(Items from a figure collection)
%%
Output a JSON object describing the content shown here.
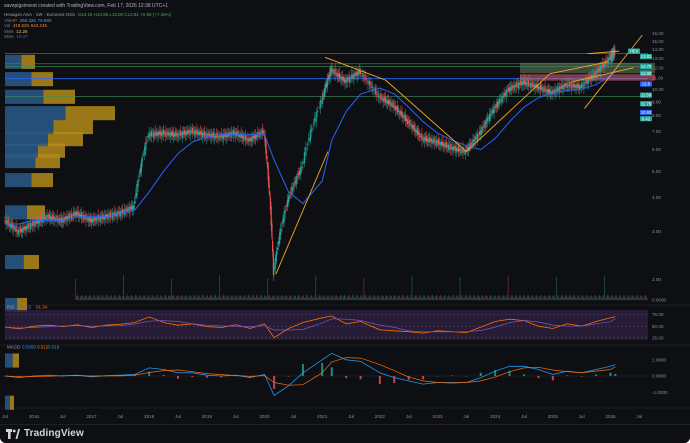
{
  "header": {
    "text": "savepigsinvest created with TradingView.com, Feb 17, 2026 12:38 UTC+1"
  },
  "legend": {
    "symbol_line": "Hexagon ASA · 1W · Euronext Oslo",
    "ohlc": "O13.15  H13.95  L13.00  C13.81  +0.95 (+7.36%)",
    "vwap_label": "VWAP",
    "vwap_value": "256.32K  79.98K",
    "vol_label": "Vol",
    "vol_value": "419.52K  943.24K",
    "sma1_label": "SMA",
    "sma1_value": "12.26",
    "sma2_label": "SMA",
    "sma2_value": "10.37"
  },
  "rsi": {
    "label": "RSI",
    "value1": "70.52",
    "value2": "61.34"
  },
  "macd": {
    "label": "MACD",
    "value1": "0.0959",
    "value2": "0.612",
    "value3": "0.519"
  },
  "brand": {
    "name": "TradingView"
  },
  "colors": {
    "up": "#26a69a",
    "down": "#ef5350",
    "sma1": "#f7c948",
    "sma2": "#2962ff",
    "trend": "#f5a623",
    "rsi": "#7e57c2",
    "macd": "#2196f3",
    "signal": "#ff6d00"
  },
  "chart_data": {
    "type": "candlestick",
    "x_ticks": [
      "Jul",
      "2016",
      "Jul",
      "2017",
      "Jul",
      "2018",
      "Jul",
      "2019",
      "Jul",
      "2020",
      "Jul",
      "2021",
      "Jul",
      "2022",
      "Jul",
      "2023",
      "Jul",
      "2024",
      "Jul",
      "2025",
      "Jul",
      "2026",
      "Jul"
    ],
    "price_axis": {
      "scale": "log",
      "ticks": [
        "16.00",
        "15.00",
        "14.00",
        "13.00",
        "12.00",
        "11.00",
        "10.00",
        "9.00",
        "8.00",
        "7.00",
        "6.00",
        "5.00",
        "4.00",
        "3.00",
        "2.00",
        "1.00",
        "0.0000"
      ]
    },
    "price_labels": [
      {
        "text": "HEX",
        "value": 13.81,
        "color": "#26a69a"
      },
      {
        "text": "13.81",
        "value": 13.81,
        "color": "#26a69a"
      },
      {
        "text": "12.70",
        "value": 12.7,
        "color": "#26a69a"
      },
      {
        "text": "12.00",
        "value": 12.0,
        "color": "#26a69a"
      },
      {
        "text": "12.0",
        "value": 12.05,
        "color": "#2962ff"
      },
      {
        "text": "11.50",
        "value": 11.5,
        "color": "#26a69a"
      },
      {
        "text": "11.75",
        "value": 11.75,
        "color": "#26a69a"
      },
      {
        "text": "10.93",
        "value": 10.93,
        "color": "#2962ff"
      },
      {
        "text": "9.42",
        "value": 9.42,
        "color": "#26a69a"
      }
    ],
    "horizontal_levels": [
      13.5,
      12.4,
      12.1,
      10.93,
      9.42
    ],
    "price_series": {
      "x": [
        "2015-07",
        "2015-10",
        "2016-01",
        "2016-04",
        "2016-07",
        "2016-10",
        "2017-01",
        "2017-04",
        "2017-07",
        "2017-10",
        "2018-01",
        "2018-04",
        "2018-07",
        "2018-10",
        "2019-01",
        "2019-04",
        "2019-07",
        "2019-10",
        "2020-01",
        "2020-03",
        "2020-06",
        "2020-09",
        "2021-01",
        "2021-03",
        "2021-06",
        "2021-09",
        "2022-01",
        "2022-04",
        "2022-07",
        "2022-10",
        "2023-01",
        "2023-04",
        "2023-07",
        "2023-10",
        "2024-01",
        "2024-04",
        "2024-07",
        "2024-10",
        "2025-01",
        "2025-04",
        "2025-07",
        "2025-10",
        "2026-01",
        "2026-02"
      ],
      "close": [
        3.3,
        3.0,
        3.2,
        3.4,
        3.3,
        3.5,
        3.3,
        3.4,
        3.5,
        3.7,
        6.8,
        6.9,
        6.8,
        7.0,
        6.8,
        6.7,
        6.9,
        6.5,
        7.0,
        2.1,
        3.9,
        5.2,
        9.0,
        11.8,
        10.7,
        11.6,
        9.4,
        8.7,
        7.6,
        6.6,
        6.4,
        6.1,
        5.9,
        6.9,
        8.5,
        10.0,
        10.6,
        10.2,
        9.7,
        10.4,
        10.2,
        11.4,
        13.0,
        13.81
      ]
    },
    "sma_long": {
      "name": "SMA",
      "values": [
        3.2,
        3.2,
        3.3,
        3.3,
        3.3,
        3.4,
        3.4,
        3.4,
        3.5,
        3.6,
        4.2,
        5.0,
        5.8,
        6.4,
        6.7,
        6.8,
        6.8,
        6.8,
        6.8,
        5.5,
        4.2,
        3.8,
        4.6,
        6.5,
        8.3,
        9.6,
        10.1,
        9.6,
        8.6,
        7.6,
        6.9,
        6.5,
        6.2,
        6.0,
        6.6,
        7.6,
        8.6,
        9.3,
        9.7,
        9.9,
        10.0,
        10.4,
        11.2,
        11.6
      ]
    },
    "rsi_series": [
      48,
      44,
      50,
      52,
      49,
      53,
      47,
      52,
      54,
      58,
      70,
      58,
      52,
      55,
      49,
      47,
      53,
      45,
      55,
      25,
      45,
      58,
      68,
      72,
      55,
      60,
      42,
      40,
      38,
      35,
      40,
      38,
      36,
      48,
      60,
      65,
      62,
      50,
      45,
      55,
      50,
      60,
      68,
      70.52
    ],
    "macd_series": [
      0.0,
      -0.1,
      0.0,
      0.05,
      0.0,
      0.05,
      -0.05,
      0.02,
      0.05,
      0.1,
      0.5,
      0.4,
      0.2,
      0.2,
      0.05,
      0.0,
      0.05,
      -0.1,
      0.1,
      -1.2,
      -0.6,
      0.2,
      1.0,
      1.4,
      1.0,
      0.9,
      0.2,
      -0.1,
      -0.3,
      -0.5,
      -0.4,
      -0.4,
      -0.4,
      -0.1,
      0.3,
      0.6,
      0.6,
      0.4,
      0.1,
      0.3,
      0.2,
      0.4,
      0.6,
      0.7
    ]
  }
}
%%
■ **TASK DIRECTIONS**: Reproduce the records verbatim, omitting all images they contain.

■ **ANSWER BELOW**:
Output a JSON object describing the content shown here.
{
  "header": {
    "text": "savepigsinvest created with TradingView.com, Feb 17, 2026 12:38 UTC+1"
  },
  "legend": {
    "symbol_line": "Hexagon ASA · 1W · Euronext Oslo",
    "ohlc": "O13.15  H13.95  L13.00  C13.81  +0.95 (+7.36%)",
    "vwap_label": "VWAP",
    "vwap_value": "256.32K  79.98K",
    "vol_label": "Vol",
    "vol_value": "419.52K  943.24K",
    "sma1_label": "SMA",
    "sma1_value": "12.26",
    "sma2_label": "SMA",
    "sma2_value": "10.37"
  },
  "rsi": {
    "label": "RSI",
    "value1": "70.52",
    "value2": "61.34"
  },
  "macd": {
    "label": "MACD",
    "value1": "0.0959",
    "value2": "0.612",
    "value3": "0.519"
  },
  "brand": {
    "name": "TradingView"
  },
  "colors": {
    "up": "#26a69a",
    "down": "#ef5350",
    "sma1": "#f7c948",
    "sma2": "#2962ff",
    "trend": "#f5a623",
    "rsi": "#7e57c2",
    "macd": "#2196f3",
    "signal": "#ff6d00"
  },
  "chart_data": {
    "type": "candlestick",
    "x_ticks": [
      "Jul",
      "2016",
      "Jul",
      "2017",
      "Jul",
      "2018",
      "Jul",
      "2019",
      "Jul",
      "2020",
      "Jul",
      "2021",
      "Jul",
      "2022",
      "Jul",
      "2023",
      "Jul",
      "2024",
      "Jul",
      "2025",
      "Jul",
      "2026",
      "Jul"
    ],
    "price_axis": {
      "scale": "log",
      "ticks": [
        "16.00",
        "15.00",
        "14.00",
        "13.00",
        "12.00",
        "11.00",
        "10.00",
        "9.00",
        "8.00",
        "7.00",
        "6.00",
        "5.00",
        "4.00",
        "3.00",
        "2.00",
        "1.00",
        "0.0000"
      ]
    },
    "price_labels": [
      {
        "text": "HEX",
        "value": 13.81,
        "color": "#26a69a"
      },
      {
        "text": "13.81",
        "value": 13.81,
        "color": "#26a69a"
      },
      {
        "text": "12.70",
        "value": 12.7,
        "color": "#26a69a"
      },
      {
        "text": "12.00",
        "value": 12.0,
        "color": "#26a69a"
      },
      {
        "text": "12.0",
        "value": 12.05,
        "color": "#2962ff"
      },
      {
        "text": "11.50",
        "value": 11.5,
        "color": "#26a69a"
      },
      {
        "text": "11.75",
        "value": 11.75,
        "color": "#26a69a"
      },
      {
        "text": "10.93",
        "value": 10.93,
        "color": "#2962ff"
      },
      {
        "text": "9.42",
        "value": 9.42,
        "color": "#26a69a"
      }
    ],
    "horizontal_levels": [
      13.5,
      12.4,
      12.1,
      10.93,
      9.42
    ],
    "price_series": {
      "x": [
        "2015-07",
        "2015-10",
        "2016-01",
        "2016-04",
        "2016-07",
        "2016-10",
        "2017-01",
        "2017-04",
        "2017-07",
        "2017-10",
        "2018-01",
        "2018-04",
        "2018-07",
        "2018-10",
        "2019-01",
        "2019-04",
        "2019-07",
        "2019-10",
        "2020-01",
        "2020-03",
        "2020-06",
        "2020-09",
        "2021-01",
        "2021-03",
        "2021-06",
        "2021-09",
        "2022-01",
        "2022-04",
        "2022-07",
        "2022-10",
        "2023-01",
        "2023-04",
        "2023-07",
        "2023-10",
        "2024-01",
        "2024-04",
        "2024-07",
        "2024-10",
        "2025-01",
        "2025-04",
        "2025-07",
        "2025-10",
        "2026-01",
        "2026-02"
      ],
      "close": [
        3.3,
        3.0,
        3.2,
        3.4,
        3.3,
        3.5,
        3.3,
        3.4,
        3.5,
        3.7,
        6.8,
        6.9,
        6.8,
        7.0,
        6.8,
        6.7,
        6.9,
        6.5,
        7.0,
        2.1,
        3.9,
        5.2,
        9.0,
        11.8,
        10.7,
        11.6,
        9.4,
        8.7,
        7.6,
        6.6,
        6.4,
        6.1,
        5.9,
        6.9,
        8.5,
        10.0,
        10.6,
        10.2,
        9.7,
        10.4,
        10.2,
        11.4,
        13.0,
        13.81
      ]
    },
    "sma_long": {
      "name": "SMA",
      "values": [
        3.2,
        3.2,
        3.3,
        3.3,
        3.3,
        3.4,
        3.4,
        3.4,
        3.5,
        3.6,
        4.2,
        5.0,
        5.8,
        6.4,
        6.7,
        6.8,
        6.8,
        6.8,
        6.8,
        5.5,
        4.2,
        3.8,
        4.6,
        6.5,
        8.3,
        9.6,
        10.1,
        9.6,
        8.6,
        7.6,
        6.9,
        6.5,
        6.2,
        6.0,
        6.6,
        7.6,
        8.6,
        9.3,
        9.7,
        9.9,
        10.0,
        10.4,
        11.2,
        11.6
      ]
    },
    "rsi_series": [
      48,
      44,
      50,
      52,
      49,
      53,
      47,
      52,
      54,
      58,
      70,
      58,
      52,
      55,
      49,
      47,
      53,
      45,
      55,
      25,
      45,
      58,
      68,
      72,
      55,
      60,
      42,
      40,
      38,
      35,
      40,
      38,
      36,
      48,
      60,
      65,
      62,
      50,
      45,
      55,
      50,
      60,
      68,
      70.52
    ],
    "macd_series": [
      0.0,
      -0.1,
      0.0,
      0.05,
      0.0,
      0.05,
      -0.05,
      0.02,
      0.05,
      0.1,
      0.5,
      0.4,
      0.2,
      0.2,
      0.05,
      0.0,
      0.05,
      -0.1,
      0.1,
      -1.2,
      -0.6,
      0.2,
      1.0,
      1.4,
      1.0,
      0.9,
      0.2,
      -0.1,
      -0.3,
      -0.5,
      -0.4,
      -0.4,
      -0.4,
      -0.1,
      0.3,
      0.6,
      0.6,
      0.4,
      0.1,
      0.3,
      0.2,
      0.4,
      0.6,
      0.7
    ]
  }
}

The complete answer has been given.